───── Dataset records

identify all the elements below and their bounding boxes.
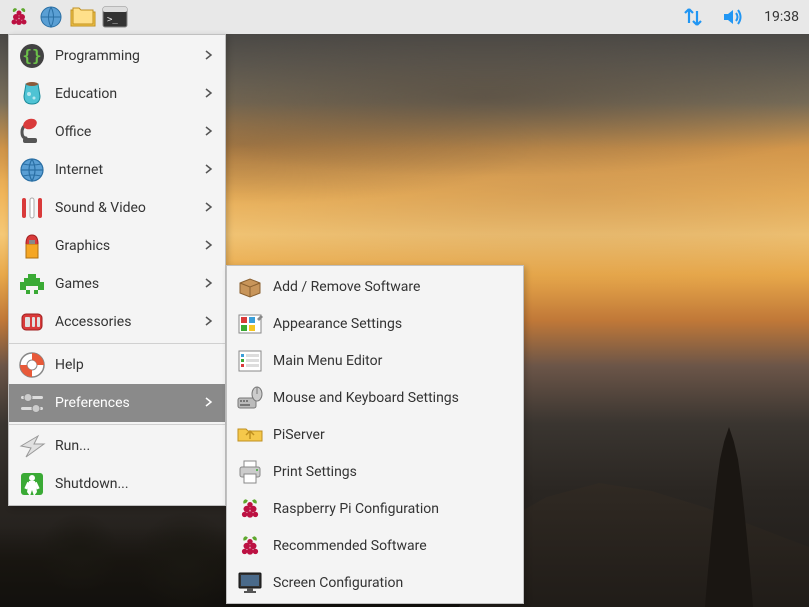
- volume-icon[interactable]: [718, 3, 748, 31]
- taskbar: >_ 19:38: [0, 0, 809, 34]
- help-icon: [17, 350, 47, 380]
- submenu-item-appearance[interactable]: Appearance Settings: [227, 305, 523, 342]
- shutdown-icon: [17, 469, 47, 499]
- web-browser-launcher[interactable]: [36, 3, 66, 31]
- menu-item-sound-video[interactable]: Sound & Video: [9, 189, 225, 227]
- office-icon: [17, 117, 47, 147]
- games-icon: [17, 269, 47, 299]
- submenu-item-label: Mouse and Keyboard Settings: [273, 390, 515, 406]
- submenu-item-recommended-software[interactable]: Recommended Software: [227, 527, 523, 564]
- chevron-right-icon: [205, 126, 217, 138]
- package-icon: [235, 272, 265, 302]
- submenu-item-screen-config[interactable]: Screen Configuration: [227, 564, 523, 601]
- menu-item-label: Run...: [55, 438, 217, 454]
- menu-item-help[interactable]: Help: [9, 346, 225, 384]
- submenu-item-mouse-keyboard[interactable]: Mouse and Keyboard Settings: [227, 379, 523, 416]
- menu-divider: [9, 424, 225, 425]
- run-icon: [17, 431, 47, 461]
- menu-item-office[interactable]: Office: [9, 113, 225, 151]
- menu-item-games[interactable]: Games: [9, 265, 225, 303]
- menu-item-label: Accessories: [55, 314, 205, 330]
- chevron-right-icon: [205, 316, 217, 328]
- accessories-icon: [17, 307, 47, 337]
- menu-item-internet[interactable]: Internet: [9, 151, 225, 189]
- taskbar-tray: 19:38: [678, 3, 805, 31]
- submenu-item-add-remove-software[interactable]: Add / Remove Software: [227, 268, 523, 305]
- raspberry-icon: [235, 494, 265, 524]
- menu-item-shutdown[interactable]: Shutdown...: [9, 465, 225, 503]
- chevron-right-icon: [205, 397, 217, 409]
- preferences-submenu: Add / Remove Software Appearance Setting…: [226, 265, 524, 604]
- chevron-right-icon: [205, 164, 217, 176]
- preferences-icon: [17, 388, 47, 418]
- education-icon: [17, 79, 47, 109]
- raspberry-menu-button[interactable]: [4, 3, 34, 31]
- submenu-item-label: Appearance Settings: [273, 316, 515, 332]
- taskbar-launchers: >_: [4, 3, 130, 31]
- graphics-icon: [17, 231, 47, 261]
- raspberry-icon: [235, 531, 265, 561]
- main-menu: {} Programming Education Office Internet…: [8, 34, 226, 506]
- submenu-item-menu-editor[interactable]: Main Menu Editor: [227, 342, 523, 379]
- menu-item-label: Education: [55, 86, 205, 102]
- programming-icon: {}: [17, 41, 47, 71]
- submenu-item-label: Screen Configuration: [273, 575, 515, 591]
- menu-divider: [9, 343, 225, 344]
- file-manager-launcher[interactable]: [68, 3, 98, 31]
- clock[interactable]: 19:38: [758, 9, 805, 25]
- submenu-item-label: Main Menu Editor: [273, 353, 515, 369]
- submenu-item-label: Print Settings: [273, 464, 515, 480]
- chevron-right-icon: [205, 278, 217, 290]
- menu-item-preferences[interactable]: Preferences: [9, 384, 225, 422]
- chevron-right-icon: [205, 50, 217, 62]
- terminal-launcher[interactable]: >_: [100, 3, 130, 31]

──────────

Give every line of the data above as a numbered list, skipping any blank lines. Leave the picture out of your answer.

1. identify all the elements below and their bounding boxes.
2. - volume-icon[interactable]: [718, 3, 748, 31]
3. - taskbar: >_ 19:38: [0, 0, 809, 34]
4. - help-icon: [17, 350, 47, 380]
5. - submenu-item-appearance[interactable]: Appearance Settings: [227, 305, 523, 342]
6. - shutdown-icon: [17, 469, 47, 499]
7. - web-browser-launcher[interactable]: [36, 3, 66, 31]
8. - menu-item-sound-video[interactable]: Sound & Video: [9, 189, 225, 227]
9. - office-icon: [17, 117, 47, 147]
10. - games-icon: [17, 269, 47, 299]
11. - submenu-item-label: Mouse and Keyboard Settings: [273, 390, 515, 406]
12. - submenu-item-recommended-software[interactable]: Recommended Software: [227, 527, 523, 564]
13. - chevron-right-icon: [205, 126, 217, 138]
14. - package-icon: [235, 272, 265, 302]
15. - submenu-item-screen-config[interactable]: Screen Configuration: [227, 564, 523, 601]
16. - menu-item-label: Run...: [55, 438, 217, 454]
17. - menu-item-help[interactable]: Help: [9, 346, 225, 384]
18. - submenu-item-mouse-keyboard[interactable]: Mouse and Keyboard Settings: [227, 379, 523, 416]
19. - menu-divider: [9, 424, 225, 425]
20. - run-icon: [17, 431, 47, 461]
21. - menu-item-office[interactable]: Office: [9, 113, 225, 151]
22. - menu-item-games[interactable]: Games: [9, 265, 225, 303]
23. - menu-item-label: Accessories: [55, 314, 205, 330]
24. - chevron-right-icon: [205, 316, 217, 328]
25. - accessories-icon: [17, 307, 47, 337]
26. - menu-item-internet[interactable]: Internet: [9, 151, 225, 189]
27. - taskbar-tray: 19:38: [678, 3, 805, 31]
28. - submenu-item-add-remove-software[interactable]: Add / Remove Software: [227, 268, 523, 305]
29. - raspberry-icon: [235, 494, 265, 524]
30. - menu-item-shutdown[interactable]: Shutdown...: [9, 465, 225, 503]
31. - chevron-right-icon: [205, 397, 217, 409]
32. - preferences-submenu: Add / Remove Software Appearance Setting…: [226, 265, 524, 604]
33. - chevron-right-icon: [205, 164, 217, 176]
34. - preferences-icon: [17, 388, 47, 418]
35. - education-icon: [17, 79, 47, 109]
36. - raspberry-menu-button[interactable]: [4, 3, 34, 31]
37. - submenu-item-label: Appearance Settings: [273, 316, 515, 332]
38. - taskbar-launchers: >_: [4, 3, 130, 31]
39. - graphics-icon: [17, 231, 47, 261]
40. - raspberry-icon: [235, 531, 265, 561]
41. - main-menu: {} Programming Education Office Internet…: [8, 34, 226, 506]
42. - submenu-item-menu-editor[interactable]: Main Menu Editor: [227, 342, 523, 379]
43. - menu-item-label: Education: [55, 86, 205, 102]
44. - programming-icon: {}: [17, 41, 47, 71]
45. - submenu-item-label: Screen Configuration: [273, 575, 515, 591]
46. - menu-divider: [9, 343, 225, 344]
47. - file-manager-launcher[interactable]: [68, 3, 98, 31]
48. - clock[interactable]: 19:38: [758, 9, 805, 25]
49. - submenu-item-label: Main Menu Editor: [273, 353, 515, 369]
50. - submenu-item-label: Print Settings: [273, 464, 515, 480]
51. - chevron-right-icon: [205, 278, 217, 290]
52. - menu-item-preferences[interactable]: Preferences: [9, 384, 225, 422]
53. - chevron-right-icon: [205, 50, 217, 62]
54. - terminal-launcher[interactable]: >_: [100, 3, 130, 31]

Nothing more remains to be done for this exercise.